* Begin Stored records *
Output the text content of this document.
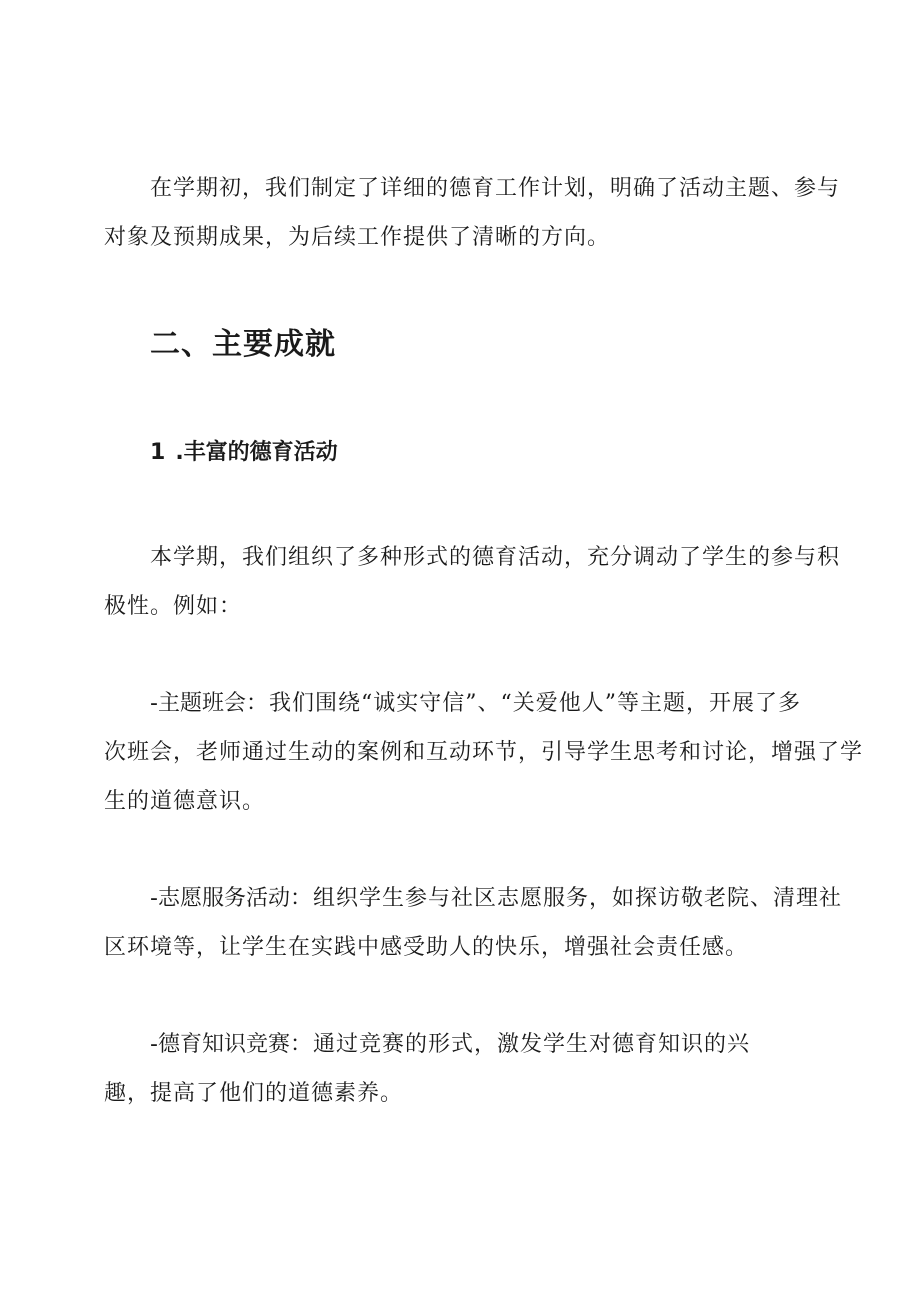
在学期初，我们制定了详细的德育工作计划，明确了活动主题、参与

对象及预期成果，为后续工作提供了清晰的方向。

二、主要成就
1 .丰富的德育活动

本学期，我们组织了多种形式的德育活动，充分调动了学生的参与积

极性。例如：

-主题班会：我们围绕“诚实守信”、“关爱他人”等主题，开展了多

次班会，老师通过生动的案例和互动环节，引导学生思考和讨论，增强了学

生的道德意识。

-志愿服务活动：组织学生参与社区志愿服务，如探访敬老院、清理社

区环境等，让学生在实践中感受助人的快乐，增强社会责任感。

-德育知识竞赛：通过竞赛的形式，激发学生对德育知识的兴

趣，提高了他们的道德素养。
* End Stored records *
**Problem to work on**: Repeat the records word for word. Any picture in them should be left out.

**Expected output**:
Output the text content of this document.
在学期初，我们制定了详细的德育工作计划，明确了活动主题、参与

对象及预期成果，为后续工作提供了清晰的方向。

二、主要成就
1 .丰富的德育活动

本学期，我们组织了多种形式的德育活动，充分调动了学生的参与积

极性。例如：

-主题班会：我们围绕“诚实守信”、“关爱他人”等主题，开展了多

次班会，老师通过生动的案例和互动环节，引导学生思考和讨论，增强了学

生的道德意识。

-志愿服务活动：组织学生参与社区志愿服务，如探访敬老院、清理社

区环境等，让学生在实践中感受助人的快乐，增强社会责任感。

-德育知识竞赛：通过竞赛的形式，激发学生对德育知识的兴

趣，提高了他们的道德素养。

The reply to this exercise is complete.